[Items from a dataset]
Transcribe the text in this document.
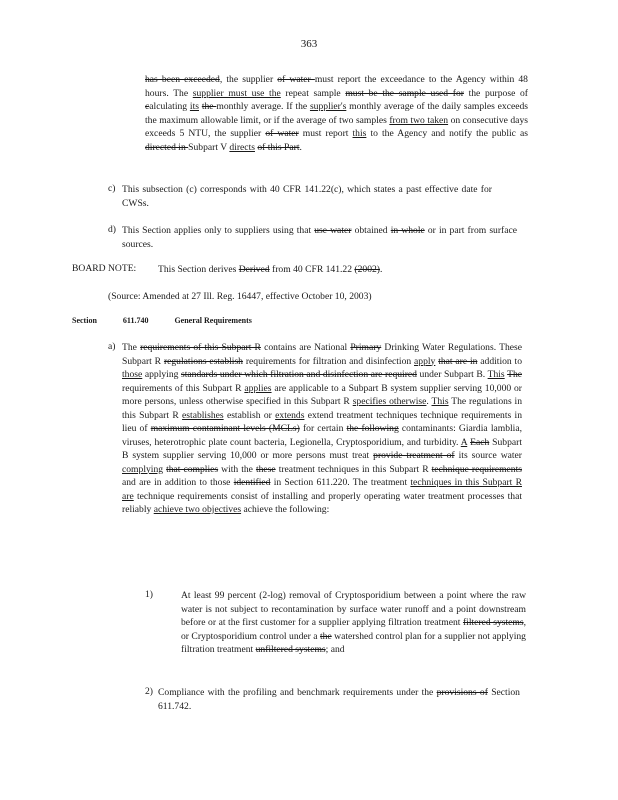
363
has been exceeded, the supplier of water must report the exceedance to the Agency within 48 hours. The supplier must use the repeat sample must be the sample used for the purpose of calculating its the monthly average. If the supplier's monthly average of the daily samples exceeds the maximum allowable limit, or if the average of two samples from two taken on consecutive days exceeds 5 NTU, the supplier of water must report this to the Agency and notify the public as directed in Subpart V directs of this Part.
c) This subsection (c) corresponds with 40 CFR 141.22(c), which states a past effective date for CWSs.
d) This Section applies only to suppliers using that use water obtained in whole or in part from surface sources.
BOARD NOTE: This Section derives Derived from 40 CFR 141.22 (2002).
(Source: Amended at 27 Ill. Reg. 16447, effective October 10, 2003)
Section	611.740	General Requirements
a) The requirements of this Subpart R contains are National Primary Drinking Water Regulations. These Subpart R regulations establish requirements for filtration and disinfection apply that are in addition to those applying standards under which filtration and disinfection are required under Subpart B. This The requirements of this Subpart R applies are applicable to a Subpart B system supplier serving 10,000 or more persons, unless otherwise specified in this Subpart R specifies otherwise. This The regulations in this Subpart R establishes establish or extends extend treatment techniques technique requirements in lieu of maximum contaminant levels (MCLs) for certain the following contaminants: Giardia lamblia, viruses, heterotrophic plate count bacteria, Legionella, Cryptosporidium, and turbidity. A Each Subpart B system supplier serving 10,000 or more persons must treat provide treatment of its source water complying that complies with the these treatment techniques in this Subpart R technique requirements and are in addition to those identified in Section 611.220. The treatment techniques in this Subpart R are technique requirements consist of installing and properly operating water treatment processes that reliably achieve two objectives achieve the following:
1)	At least 99 percent (2-log) removal of Cryptosporidium between a point where the raw water is not subject to recontamination by surface water runoff and a point downstream before or at the first customer for a supplier applying filtration treatment filtered systems, or Cryptosporidium control under a the watershed control plan for a supplier not applying filtration treatment unfiltered systems; and
2) Compliance with the profiling and benchmark requirements under the provisions of Section 611.742.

[REQUIRED ACTION] Restate the entries above word for word, keeping pictures out of the copy.

[EXERCISE RESPONSE]
Transcribe the text in this document.
363
has been exceeded, the supplier of water must report the exceedance to the Agency within 48 hours. The supplier must use the repeat sample must be the sample used for the purpose of calculating its the monthly average. If the supplier's monthly average of the daily samples exceeds the maximum allowable limit, or if the average of two samples from two taken on consecutive days exceeds 5 NTU, the supplier of water must report this to the Agency and notify the public as directed in Subpart V directs of this Part.
c) This subsection (c) corresponds with 40 CFR 141.22(c), which states a past effective date for CWSs.
d) This Section applies only to suppliers using that use water obtained in whole or in part from surface sources.
BOARD NOTE: This Section derives Derived from 40 CFR 141.22 (2002).
(Source: Amended at 27 Ill. Reg. 16447, effective October 10, 2003)
Section	611.740	General Requirements
a) The requirements of this Subpart R contains are National Primary Drinking Water Regulations. These Subpart R regulations establish requirements for filtration and disinfection apply that are in addition to those applying standards under which filtration and disinfection are required under Subpart B. This The requirements of this Subpart R applies are applicable to a Subpart B system supplier serving 10,000 or more persons, unless otherwise specified in this Subpart R specifies otherwise. This The regulations in this Subpart R establishes establish or extends extend treatment techniques technique requirements in lieu of maximum contaminant levels (MCLs) for certain the following contaminants: Giardia lamblia, viruses, heterotrophic plate count bacteria, Legionella, Cryptosporidium, and turbidity. A Each Subpart B system supplier serving 10,000 or more persons must treat provide treatment of its source water complying that complies with the these treatment techniques in this Subpart R technique requirements and are in addition to those identified in Section 611.220. The treatment techniques in this Subpart R are technique requirements consist of installing and properly operating water treatment processes that reliably achieve two objectives achieve the following:
1)	At least 99 percent (2-log) removal of Cryptosporidium between a point where the raw water is not subject to recontamination by surface water runoff and a point downstream before or at the first customer for a supplier applying filtration treatment filtered systems, or Cryptosporidium control under a the watershed control plan for a supplier not applying filtration treatment unfiltered systems; and
2) Compliance with the profiling and benchmark requirements under the provisions of Section 611.742.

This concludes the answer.